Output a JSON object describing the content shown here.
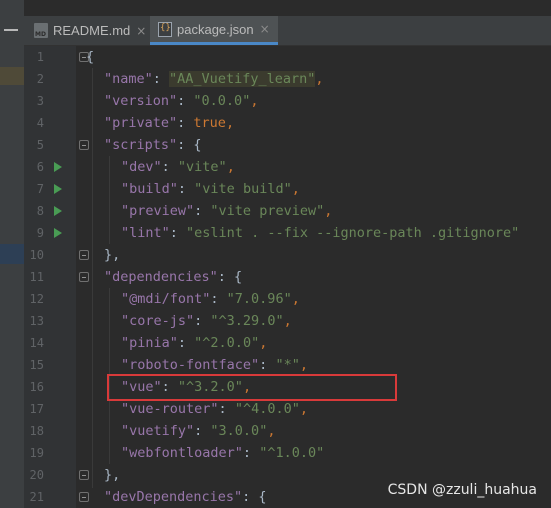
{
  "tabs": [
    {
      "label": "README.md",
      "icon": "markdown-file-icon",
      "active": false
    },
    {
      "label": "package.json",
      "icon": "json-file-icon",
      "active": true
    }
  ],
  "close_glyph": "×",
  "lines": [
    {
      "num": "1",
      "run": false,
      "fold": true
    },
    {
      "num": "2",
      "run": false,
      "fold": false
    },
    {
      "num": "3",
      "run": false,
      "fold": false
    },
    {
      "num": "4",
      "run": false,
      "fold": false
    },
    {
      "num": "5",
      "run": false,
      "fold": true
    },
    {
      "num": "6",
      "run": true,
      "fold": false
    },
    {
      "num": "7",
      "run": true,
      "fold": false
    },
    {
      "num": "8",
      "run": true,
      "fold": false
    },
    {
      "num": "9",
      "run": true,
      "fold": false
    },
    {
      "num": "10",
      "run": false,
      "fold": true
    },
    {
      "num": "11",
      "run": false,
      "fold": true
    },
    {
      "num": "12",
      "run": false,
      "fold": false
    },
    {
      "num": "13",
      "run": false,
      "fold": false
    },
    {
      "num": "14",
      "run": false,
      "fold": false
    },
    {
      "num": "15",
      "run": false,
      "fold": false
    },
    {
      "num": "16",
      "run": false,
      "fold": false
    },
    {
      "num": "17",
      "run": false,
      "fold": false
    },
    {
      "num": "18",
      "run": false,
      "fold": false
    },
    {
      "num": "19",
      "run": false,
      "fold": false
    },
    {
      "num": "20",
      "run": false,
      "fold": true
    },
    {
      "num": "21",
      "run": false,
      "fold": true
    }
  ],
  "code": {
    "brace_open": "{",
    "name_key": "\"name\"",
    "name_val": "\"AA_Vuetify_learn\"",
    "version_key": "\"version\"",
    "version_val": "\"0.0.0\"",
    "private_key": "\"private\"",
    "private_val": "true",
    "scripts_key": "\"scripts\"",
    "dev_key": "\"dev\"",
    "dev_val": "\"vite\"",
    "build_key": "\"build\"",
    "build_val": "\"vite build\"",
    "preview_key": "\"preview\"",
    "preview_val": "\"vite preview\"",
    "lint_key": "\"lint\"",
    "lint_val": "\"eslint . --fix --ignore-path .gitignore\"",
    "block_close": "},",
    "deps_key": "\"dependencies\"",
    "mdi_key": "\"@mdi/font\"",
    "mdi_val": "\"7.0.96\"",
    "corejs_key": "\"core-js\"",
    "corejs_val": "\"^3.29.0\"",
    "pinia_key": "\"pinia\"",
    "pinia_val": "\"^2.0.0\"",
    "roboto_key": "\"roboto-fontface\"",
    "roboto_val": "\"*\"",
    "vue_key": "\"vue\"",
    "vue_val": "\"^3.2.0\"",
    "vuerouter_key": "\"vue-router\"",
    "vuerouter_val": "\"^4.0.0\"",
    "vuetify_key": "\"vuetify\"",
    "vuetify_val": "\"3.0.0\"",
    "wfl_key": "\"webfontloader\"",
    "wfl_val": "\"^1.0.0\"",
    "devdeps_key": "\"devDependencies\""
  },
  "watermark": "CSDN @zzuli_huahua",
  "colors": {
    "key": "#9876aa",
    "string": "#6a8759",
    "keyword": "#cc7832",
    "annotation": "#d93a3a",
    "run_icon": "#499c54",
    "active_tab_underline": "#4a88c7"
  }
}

----

• Problem to solve
Read the entries and show each line that mentions "build".

• Solution for this problem
    "build_key": "\"build\"",
    "build_val": "\"vite build\"",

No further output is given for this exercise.